◆ What you will do
Output the full material exactly as it appears here.

===== Dataset excerpts =====

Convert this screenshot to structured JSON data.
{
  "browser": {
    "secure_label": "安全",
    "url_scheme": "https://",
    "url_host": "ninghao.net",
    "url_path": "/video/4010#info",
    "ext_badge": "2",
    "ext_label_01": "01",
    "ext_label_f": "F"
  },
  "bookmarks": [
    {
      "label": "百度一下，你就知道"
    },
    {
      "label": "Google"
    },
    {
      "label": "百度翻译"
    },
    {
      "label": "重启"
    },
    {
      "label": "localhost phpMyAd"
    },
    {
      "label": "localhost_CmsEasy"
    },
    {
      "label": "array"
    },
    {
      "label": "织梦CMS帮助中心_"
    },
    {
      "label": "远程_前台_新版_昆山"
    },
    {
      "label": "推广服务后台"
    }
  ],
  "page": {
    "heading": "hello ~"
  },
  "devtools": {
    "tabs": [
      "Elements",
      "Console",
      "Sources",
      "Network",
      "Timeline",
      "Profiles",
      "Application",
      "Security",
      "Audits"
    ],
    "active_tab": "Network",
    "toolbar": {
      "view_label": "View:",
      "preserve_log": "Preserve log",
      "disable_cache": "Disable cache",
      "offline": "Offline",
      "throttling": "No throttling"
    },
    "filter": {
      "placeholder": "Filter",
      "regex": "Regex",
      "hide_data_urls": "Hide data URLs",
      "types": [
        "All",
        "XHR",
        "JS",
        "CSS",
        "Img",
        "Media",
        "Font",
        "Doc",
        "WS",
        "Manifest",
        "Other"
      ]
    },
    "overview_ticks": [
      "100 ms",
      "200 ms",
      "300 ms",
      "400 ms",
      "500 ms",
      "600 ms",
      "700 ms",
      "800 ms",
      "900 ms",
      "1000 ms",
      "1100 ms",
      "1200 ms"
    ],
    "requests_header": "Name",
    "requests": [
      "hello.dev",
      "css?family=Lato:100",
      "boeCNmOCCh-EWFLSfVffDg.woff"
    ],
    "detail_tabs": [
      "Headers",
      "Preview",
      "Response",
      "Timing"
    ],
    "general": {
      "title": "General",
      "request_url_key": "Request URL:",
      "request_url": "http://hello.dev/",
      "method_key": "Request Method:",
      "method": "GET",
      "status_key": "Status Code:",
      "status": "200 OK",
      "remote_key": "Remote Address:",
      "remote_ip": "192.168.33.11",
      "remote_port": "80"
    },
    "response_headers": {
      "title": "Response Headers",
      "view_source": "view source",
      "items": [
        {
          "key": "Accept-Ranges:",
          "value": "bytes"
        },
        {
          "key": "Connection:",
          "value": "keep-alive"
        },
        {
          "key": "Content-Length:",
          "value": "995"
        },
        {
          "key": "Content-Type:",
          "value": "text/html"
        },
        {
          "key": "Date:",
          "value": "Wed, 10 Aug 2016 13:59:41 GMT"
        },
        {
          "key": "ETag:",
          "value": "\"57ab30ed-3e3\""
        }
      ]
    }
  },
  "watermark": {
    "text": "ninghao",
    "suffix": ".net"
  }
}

=====

◆ Solution to the exercise
Convert this screenshot to structured JSON data.
{
  "browser": {
    "secure_label": "安全",
    "url_scheme": "https://",
    "url_host": "ninghao.net",
    "url_path": "/video/4010#info",
    "ext_badge": "2",
    "ext_label_01": "01",
    "ext_label_f": "F"
  },
  "bookmarks": [
    {
      "label": "百度一下，你就知道"
    },
    {
      "label": "Google"
    },
    {
      "label": "百度翻译"
    },
    {
      "label": "重启"
    },
    {
      "label": "localhost phpMyAd"
    },
    {
      "label": "localhost_CmsEasy"
    },
    {
      "label": "array"
    },
    {
      "label": "织梦CMS帮助中心_"
    },
    {
      "label": "远程_前台_新版_昆山"
    },
    {
      "label": "推广服务后台"
    }
  ],
  "page": {
    "heading": "hello ~"
  },
  "devtools": {
    "tabs": [
      "Elements",
      "Console",
      "Sources",
      "Network",
      "Timeline",
      "Profiles",
      "Application",
      "Security",
      "Audits"
    ],
    "active_tab": "Network",
    "toolbar": {
      "view_label": "View:",
      "preserve_log": "Preserve log",
      "disable_cache": "Disable cache",
      "offline": "Offline",
      "throttling": "No throttling"
    },
    "filter": {
      "placeholder": "Filter",
      "regex": "Regex",
      "hide_data_urls": "Hide data URLs",
      "types": [
        "All",
        "XHR",
        "JS",
        "CSS",
        "Img",
        "Media",
        "Font",
        "Doc",
        "WS",
        "Manifest",
        "Other"
      ]
    },
    "overview_ticks": [
      "100 ms",
      "200 ms",
      "300 ms",
      "400 ms",
      "500 ms",
      "600 ms",
      "700 ms",
      "800 ms",
      "900 ms",
      "1000 ms",
      "1100 ms",
      "1200 ms"
    ],
    "requests_header": "Name",
    "requests": [
      "hello.dev",
      "css?family=Lato:100",
      "boeCNmOCCh-EWFLSfVffDg.woff"
    ],
    "detail_tabs": [
      "Headers",
      "Preview",
      "Response",
      "Timing"
    ],
    "general": {
      "title": "General",
      "request_url_key": "Request URL:",
      "request_url": "http://hello.dev/",
      "method_key": "Request Method:",
      "method": "GET",
      "status_key": "Status Code:",
      "status": "200 OK",
      "remote_key": "Remote Address:",
      "remote_ip": "192.168.33.11",
      "remote_port": "80"
    },
    "response_headers": {
      "title": "Response Headers",
      "view_source": "view source",
      "items": [
        {
          "key": "Accept-Ranges:",
          "value": "bytes"
        },
        {
          "key": "Connection:",
          "value": "keep-alive"
        },
        {
          "key": "Content-Length:",
          "value": "995"
        },
        {
          "key": "Content-Type:",
          "value": "text/html"
        },
        {
          "key": "Date:",
          "value": "Wed, 10 Aug 2016 13:59:41 GMT"
        },
        {
          "key": "ETag:",
          "value": "\"57ab30ed-3e3\""
        }
      ]
    }
  },
  "watermark": {
    "text": "ninghao",
    "suffix": ".net"
  }
}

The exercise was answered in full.